• _CHALLENGE_
What follows is a set of entries. Give them again exactly, without the pictures.

• _DATA ROWS_
_ _ _ _ _
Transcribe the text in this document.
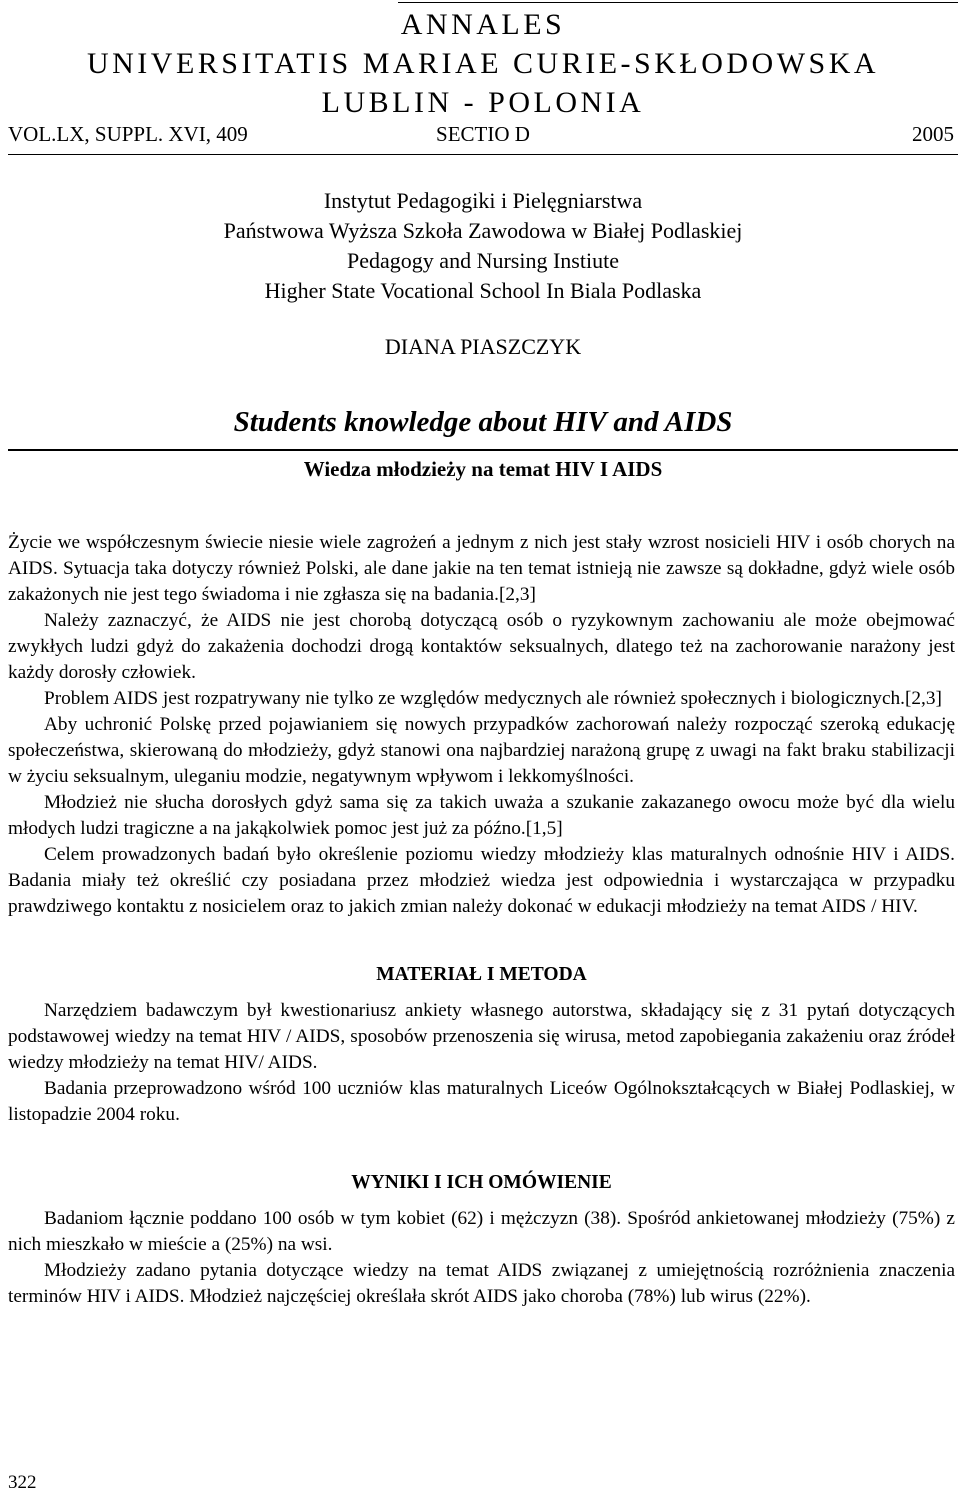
ANNALES
UNIVERSITATIS MARIAE CURIE-SKŁODOWSKA
LUBLIN - POLONIA
SECTIO D
VOL.LX, SUPPL. XVI, 409	2005
Instytut Pedagogiki i Pielęgniarstwa
Państwowa Wyższa Szkoła Zawodowa w Białej Podlaskiej
Pedagogy and Nursing Instiute
Higher State Vocational School In Biala Podlaska
DIANA PIASZCZYK
Students knowledge about HIV and AIDS
Wiedza młodzieży na temat HIV I AIDS

Życie we współczesnym świecie niesie wiele zagrożeń a jednym z nich jest stały wzrost nosicieli HIV i osób chorych na AIDS. Sytuacja taka dotyczy również Polski, ale dane jakie na ten temat istnieją nie zawsze są dokładne, gdyż wiele osób zakażonych nie jest tego świadoma i nie zgłasza się na badania.[2,3]

Należy zaznaczyć, że AIDS nie jest chorobą dotyczącą osób o ryzykownym zachowaniu ale może obejmować zwykłych ludzi gdyż do zakażenia dochodzi drogą kontaktów seksualnych, dlatego też na zachorowanie narażony jest każdy dorosły człowiek.

Problem AIDS jest rozpatrywany nie tylko ze względów medycznych ale również społecznych i biologicznych.[2,3]

Aby uchronić Polskę przed pojawianiem się nowych przypadków zachorowań należy rozpocząć szeroką edukację społeczeństwa, skierowaną do młodzieży, gdyż stanowi ona najbardziej narażoną grupę z uwagi na fakt braku stabilizacji w życiu seksualnym, uleganiu modzie, negatywnym wpływom i lekkomyślności.

Młodzież nie słucha dorosłych gdyż sama się za takich uważa a szukanie zakazanego owocu może być dla wielu młodych ludzi tragiczne a na jakąkolwiek pomoc jest już za późno.[1,5]

Celem prowadzonych badań było określenie poziomu wiedzy młodzieży klas maturalnych odnośnie HIV i AIDS. Badania miały też określić czy posiadana przez młodzież wiedza jest odpowiednia i wystarczająca w przypadku prawdziwego kontaktu z nosicielem oraz to jakich zmian należy dokonać w edukacji młodzieży na temat AIDS / HIV.

MATERIAŁ I METODA

Narzędziem badawczym był kwestionariusz ankiety własnego autorstwa, składający się z 31 pytań dotyczących podstawowej wiedzy na temat HIV / AIDS, sposobów przenoszenia się wirusa, metod zapobiegania zakażeniu oraz źródeł wiedzy młodzieży na temat HIV/ AIDS.

Badania przeprowadzono wśród 100 uczniów klas maturalnych Liceów Ogólnokształcących w Białej Podlaskiej, w listopadzie 2004 roku.

WYNIKI I ICH OMÓWIENIE

Badaniom łącznie poddano 100 osób w tym kobiet (62) i mężczyzn (38). Spośród ankietowanej młodzieży (75%) z nich mieszkało w mieście a (25%) na wsi.

Młodzieży zadano pytania dotyczące wiedzy na temat AIDS związanej z umiejętnością rozróżnienia znaczenia terminów HIV i AIDS. Młodzież najczęściej określała skrót AIDS jako choroba (78%) lub wirus (22%).

322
_ _ _ _ _
• _ANSWER TO THIS PROBLEM_
Transcribe the text in this document.
ANNALES
UNIVERSITATIS MARIAE CURIE-SKŁODOWSKA
LUBLIN - POLONIA
SECTIO D
VOL.LX, SUPPL. XVI, 409	2005
Instytut Pedagogiki i Pielęgniarstwa
Państwowa Wyższa Szkoła Zawodowa w Białej Podlaskiej
Pedagogy and Nursing Instiute
Higher State Vocational School In Biala Podlaska
DIANA PIASZCZYK
Students knowledge about HIV and AIDS
Wiedza młodzieży na temat HIV I AIDS

Życie we współczesnym świecie niesie wiele zagrożeń a jednym z nich jest stały wzrost nosicieli HIV i osób chorych na AIDS. Sytuacja taka dotyczy również Polski, ale dane jakie na ten temat istnieją nie zawsze są dokładne, gdyż wiele osób zakażonych nie jest tego świadoma i nie zgłasza się na badania.[2,3]

Należy zaznaczyć, że AIDS nie jest chorobą dotyczącą osób o ryzykownym zachowaniu ale może obejmować zwykłych ludzi gdyż do zakażenia dochodzi drogą kontaktów seksualnych, dlatego też na zachorowanie narażony jest każdy dorosły człowiek.

Problem AIDS jest rozpatrywany nie tylko ze względów medycznych ale również społecznych i biologicznych.[2,3]

Aby uchronić Polskę przed pojawianiem się nowych przypadków zachorowań należy rozpocząć szeroką edukację społeczeństwa, skierowaną do młodzieży, gdyż stanowi ona najbardziej narażoną grupę z uwagi na fakt braku stabilizacji w życiu seksualnym, uleganiu modzie, negatywnym wpływom i lekkomyślności.

Młodzież nie słucha dorosłych gdyż sama się za takich uważa a szukanie zakazanego owocu może być dla wielu młodych ludzi tragiczne a na jakąkolwiek pomoc jest już za późno.[1,5]

Celem prowadzonych badań było określenie poziomu wiedzy młodzieży klas maturalnych odnośnie HIV i AIDS. Badania miały też określić czy posiadana przez młodzież wiedza jest odpowiednia i wystarczająca w przypadku prawdziwego kontaktu z nosicielem oraz to jakich zmian należy dokonać w edukacji młodzieży na temat AIDS / HIV.

MATERIAŁ I METODA

Narzędziem badawczym był kwestionariusz ankiety własnego autorstwa, składający się z 31 pytań dotyczących podstawowej wiedzy na temat HIV / AIDS, sposobów przenoszenia się wirusa, metod zapobiegania zakażeniu oraz źródeł wiedzy młodzieży na temat HIV/ AIDS.

Badania przeprowadzono wśród 100 uczniów klas maturalnych Liceów Ogólnokształcących w Białej Podlaskiej, w listopadzie 2004 roku.

WYNIKI I ICH OMÓWIENIE

Badaniom łącznie poddano 100 osób w tym kobiet (62) i mężczyzn (38). Spośród ankietowanej młodzieży (75%) z nich mieszkało w mieście a (25%) na wsi.

Młodzieży zadano pytania dotyczące wiedzy na temat AIDS związanej z umiejętnością rozróżnienia znaczenia terminów HIV i AIDS. Młodzież najczęściej określała skrót AIDS jako choroba (78%) lub wirus (22%).

322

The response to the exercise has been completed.